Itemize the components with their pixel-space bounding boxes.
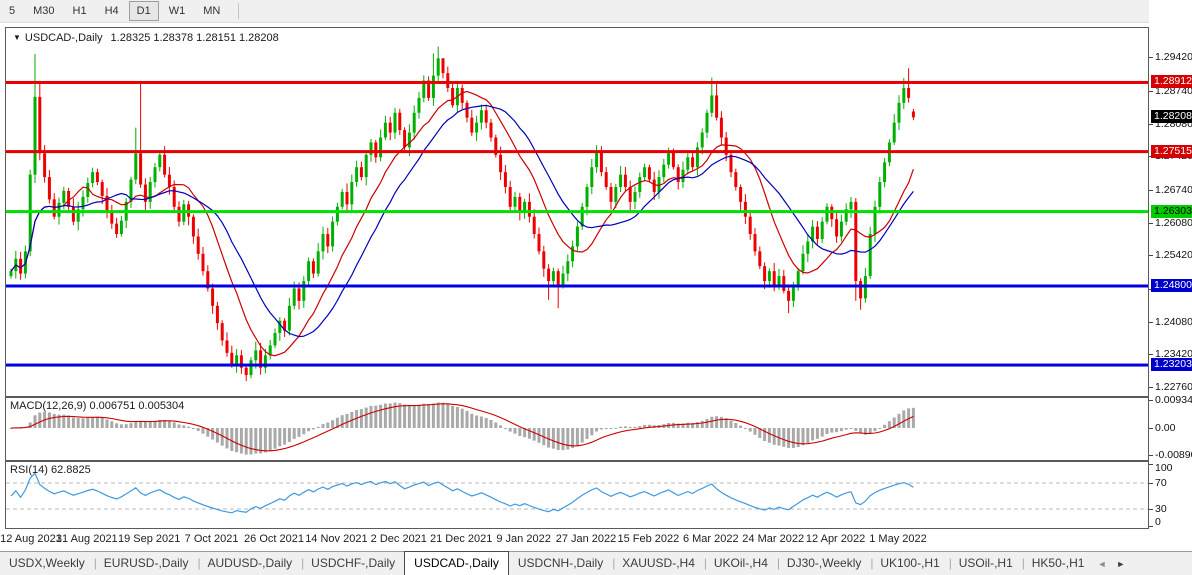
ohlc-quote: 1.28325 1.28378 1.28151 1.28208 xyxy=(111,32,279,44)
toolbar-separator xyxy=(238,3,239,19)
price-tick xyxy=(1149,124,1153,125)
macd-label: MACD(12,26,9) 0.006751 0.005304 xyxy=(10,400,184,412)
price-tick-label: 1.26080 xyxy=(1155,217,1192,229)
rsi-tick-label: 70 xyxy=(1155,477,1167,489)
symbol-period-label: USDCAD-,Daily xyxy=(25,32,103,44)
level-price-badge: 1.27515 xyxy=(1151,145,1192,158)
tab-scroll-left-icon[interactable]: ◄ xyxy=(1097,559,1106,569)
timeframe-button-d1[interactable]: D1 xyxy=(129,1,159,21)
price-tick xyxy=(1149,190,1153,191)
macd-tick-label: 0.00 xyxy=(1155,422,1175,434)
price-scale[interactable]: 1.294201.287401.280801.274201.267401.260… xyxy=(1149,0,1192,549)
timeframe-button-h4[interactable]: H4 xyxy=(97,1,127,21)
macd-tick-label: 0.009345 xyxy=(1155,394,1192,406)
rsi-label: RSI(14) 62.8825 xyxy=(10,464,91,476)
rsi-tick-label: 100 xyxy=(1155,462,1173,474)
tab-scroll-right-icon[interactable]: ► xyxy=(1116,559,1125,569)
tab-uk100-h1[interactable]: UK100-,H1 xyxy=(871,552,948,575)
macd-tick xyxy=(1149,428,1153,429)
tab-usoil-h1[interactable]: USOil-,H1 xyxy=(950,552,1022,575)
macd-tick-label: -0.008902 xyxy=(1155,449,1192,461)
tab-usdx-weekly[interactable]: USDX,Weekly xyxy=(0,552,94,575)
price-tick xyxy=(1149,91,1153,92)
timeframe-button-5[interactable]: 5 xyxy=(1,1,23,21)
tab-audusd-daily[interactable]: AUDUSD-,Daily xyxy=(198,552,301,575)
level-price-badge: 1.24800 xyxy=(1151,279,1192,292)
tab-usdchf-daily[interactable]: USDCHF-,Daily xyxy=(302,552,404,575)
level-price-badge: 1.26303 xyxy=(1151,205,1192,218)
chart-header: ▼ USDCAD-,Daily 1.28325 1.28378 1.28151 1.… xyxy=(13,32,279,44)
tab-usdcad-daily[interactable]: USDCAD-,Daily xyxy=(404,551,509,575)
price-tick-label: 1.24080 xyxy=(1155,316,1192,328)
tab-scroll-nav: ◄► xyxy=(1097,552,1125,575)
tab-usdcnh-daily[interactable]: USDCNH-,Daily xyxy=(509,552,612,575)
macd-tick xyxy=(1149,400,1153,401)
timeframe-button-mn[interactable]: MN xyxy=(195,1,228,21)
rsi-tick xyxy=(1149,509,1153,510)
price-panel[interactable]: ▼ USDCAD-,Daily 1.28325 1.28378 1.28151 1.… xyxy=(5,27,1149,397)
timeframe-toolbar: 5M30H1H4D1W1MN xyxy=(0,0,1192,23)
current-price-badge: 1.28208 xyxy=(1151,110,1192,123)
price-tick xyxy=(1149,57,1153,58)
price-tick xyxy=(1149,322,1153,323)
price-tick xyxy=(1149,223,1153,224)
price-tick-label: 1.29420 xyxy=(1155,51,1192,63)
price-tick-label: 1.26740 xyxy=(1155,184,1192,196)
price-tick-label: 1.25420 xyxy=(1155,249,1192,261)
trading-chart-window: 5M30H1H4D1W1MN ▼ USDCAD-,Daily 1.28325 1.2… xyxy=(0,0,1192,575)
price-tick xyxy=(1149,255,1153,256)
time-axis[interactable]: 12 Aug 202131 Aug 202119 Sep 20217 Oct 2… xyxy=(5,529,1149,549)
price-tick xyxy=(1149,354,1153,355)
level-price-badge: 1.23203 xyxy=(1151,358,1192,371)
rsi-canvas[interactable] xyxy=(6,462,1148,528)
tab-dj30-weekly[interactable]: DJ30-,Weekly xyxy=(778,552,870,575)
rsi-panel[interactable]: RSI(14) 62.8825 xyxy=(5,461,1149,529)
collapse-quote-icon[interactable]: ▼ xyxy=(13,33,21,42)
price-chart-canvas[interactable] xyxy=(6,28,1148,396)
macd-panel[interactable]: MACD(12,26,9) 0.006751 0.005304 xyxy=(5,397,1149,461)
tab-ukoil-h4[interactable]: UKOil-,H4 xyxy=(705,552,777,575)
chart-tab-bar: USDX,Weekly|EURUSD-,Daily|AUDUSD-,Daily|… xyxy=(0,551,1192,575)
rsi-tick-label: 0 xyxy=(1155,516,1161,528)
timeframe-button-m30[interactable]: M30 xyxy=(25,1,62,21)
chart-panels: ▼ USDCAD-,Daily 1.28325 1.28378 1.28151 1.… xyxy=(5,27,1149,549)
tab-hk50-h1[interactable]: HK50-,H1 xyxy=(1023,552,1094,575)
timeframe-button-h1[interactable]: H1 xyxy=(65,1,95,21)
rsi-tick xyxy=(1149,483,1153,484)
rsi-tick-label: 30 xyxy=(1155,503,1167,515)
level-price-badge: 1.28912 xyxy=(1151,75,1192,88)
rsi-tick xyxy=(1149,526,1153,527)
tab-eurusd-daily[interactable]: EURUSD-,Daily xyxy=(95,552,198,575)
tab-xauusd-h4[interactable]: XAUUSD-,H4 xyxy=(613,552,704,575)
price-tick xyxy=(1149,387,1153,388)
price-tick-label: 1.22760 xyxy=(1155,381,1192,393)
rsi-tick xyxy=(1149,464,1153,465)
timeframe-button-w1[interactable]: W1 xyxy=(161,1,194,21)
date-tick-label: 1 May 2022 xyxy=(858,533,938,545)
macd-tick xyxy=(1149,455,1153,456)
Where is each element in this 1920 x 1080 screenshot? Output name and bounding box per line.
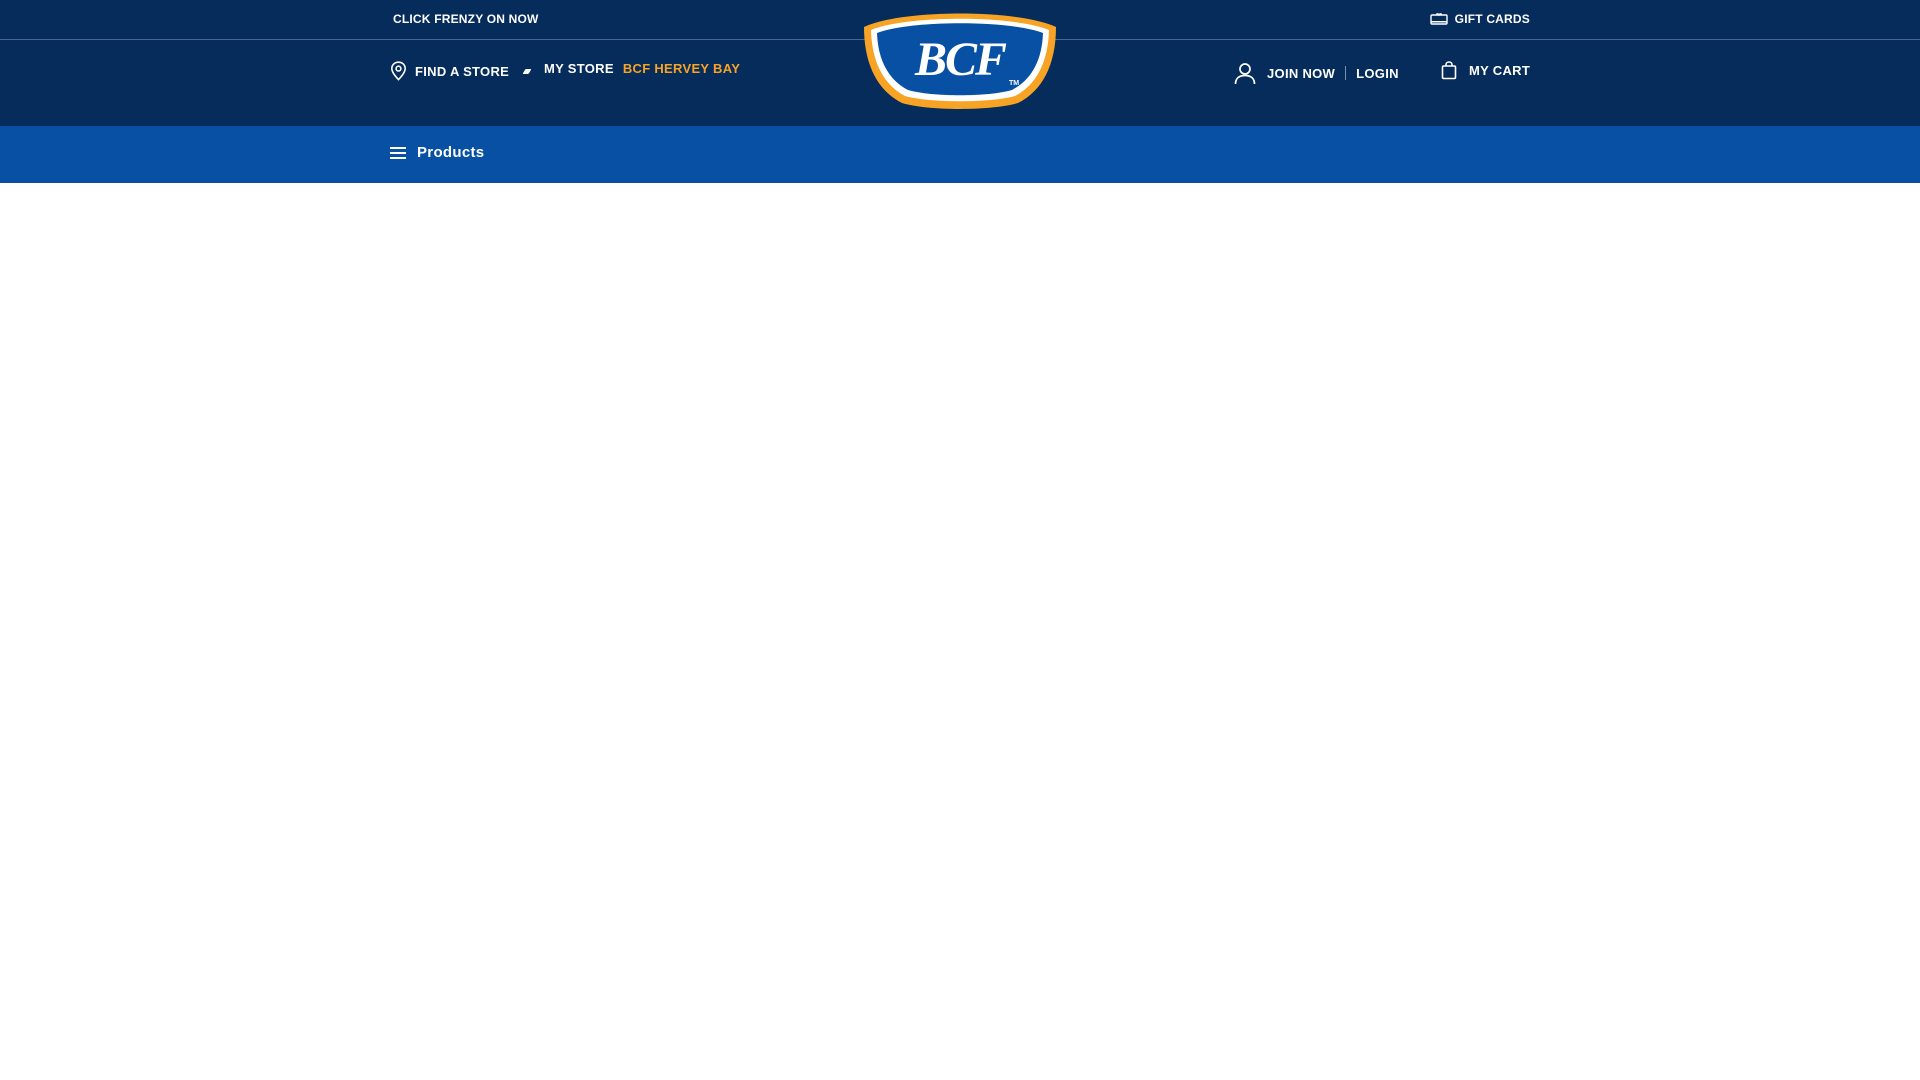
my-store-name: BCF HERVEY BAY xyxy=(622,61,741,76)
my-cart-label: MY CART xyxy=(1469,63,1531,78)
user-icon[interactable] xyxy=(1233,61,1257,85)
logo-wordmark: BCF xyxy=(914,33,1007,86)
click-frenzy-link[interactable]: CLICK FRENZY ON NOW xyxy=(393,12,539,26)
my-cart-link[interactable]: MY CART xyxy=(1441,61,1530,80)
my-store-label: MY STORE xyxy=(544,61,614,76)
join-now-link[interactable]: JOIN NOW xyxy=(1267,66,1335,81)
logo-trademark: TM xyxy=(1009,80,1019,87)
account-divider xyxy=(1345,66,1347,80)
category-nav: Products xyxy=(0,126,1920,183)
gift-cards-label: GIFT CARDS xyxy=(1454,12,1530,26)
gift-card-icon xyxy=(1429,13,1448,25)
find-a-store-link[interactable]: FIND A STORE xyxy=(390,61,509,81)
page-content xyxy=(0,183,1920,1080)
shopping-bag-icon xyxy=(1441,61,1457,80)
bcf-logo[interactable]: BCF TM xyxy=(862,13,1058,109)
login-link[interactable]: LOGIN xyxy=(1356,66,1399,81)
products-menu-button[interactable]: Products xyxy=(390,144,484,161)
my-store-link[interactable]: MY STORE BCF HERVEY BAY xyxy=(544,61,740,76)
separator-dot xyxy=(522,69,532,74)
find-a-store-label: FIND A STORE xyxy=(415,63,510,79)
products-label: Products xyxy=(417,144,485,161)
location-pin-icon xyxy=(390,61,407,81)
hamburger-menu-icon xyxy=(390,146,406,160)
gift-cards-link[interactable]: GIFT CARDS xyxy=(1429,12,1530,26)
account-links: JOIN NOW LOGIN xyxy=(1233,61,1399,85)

★ ★ ★

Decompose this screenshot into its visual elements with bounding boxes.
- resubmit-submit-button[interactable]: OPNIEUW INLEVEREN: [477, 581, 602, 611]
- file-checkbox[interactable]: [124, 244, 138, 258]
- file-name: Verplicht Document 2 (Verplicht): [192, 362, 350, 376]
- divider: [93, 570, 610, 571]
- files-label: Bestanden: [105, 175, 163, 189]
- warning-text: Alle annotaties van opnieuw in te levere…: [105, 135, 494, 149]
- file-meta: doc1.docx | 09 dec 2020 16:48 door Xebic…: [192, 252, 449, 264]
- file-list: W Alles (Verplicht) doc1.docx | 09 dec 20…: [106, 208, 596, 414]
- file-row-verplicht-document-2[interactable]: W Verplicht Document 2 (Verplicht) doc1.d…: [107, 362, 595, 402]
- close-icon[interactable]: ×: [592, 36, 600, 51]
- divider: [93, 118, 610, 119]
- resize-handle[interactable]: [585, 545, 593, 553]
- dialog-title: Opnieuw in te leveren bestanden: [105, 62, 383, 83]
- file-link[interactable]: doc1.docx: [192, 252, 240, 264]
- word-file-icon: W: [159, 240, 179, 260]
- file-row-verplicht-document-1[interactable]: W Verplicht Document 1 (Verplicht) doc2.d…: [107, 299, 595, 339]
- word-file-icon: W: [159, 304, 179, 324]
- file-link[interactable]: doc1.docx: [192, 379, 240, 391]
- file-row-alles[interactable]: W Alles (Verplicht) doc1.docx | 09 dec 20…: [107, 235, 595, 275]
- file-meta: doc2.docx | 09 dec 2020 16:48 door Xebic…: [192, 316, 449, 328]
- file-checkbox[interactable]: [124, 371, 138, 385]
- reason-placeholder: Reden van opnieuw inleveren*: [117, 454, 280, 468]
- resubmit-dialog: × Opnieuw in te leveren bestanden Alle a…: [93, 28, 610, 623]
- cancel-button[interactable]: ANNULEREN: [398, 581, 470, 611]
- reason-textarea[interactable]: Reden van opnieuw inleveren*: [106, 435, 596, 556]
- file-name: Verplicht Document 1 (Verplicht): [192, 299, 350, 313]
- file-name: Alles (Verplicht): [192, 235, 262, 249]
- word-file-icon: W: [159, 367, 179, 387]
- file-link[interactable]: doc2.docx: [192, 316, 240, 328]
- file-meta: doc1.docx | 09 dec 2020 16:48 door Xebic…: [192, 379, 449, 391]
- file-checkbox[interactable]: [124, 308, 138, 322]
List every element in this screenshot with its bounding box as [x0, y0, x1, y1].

★ ★ ★

Task directions → Copy the rows verbatim, starting at the line containing "Decompose this screenshot" and ending with the line containing "252, 449, 264]", including both of those lines.

Solved exercise →
Decompose this screenshot into its visual elements with bounding boxes.
- resubmit-submit-button[interactable]: OPNIEUW INLEVEREN: [477, 581, 602, 611]
- file-checkbox[interactable]: [124, 244, 138, 258]
- file-name: Verplicht Document 2 (Verplicht): [192, 362, 350, 376]
- divider: [93, 570, 610, 571]
- files-label: Bestanden: [105, 175, 163, 189]
- warning-text: Alle annotaties van opnieuw in te levere…: [105, 135, 494, 149]
- file-meta: doc1.docx | 09 dec 2020 16:48 door Xebic…: [192, 252, 449, 264]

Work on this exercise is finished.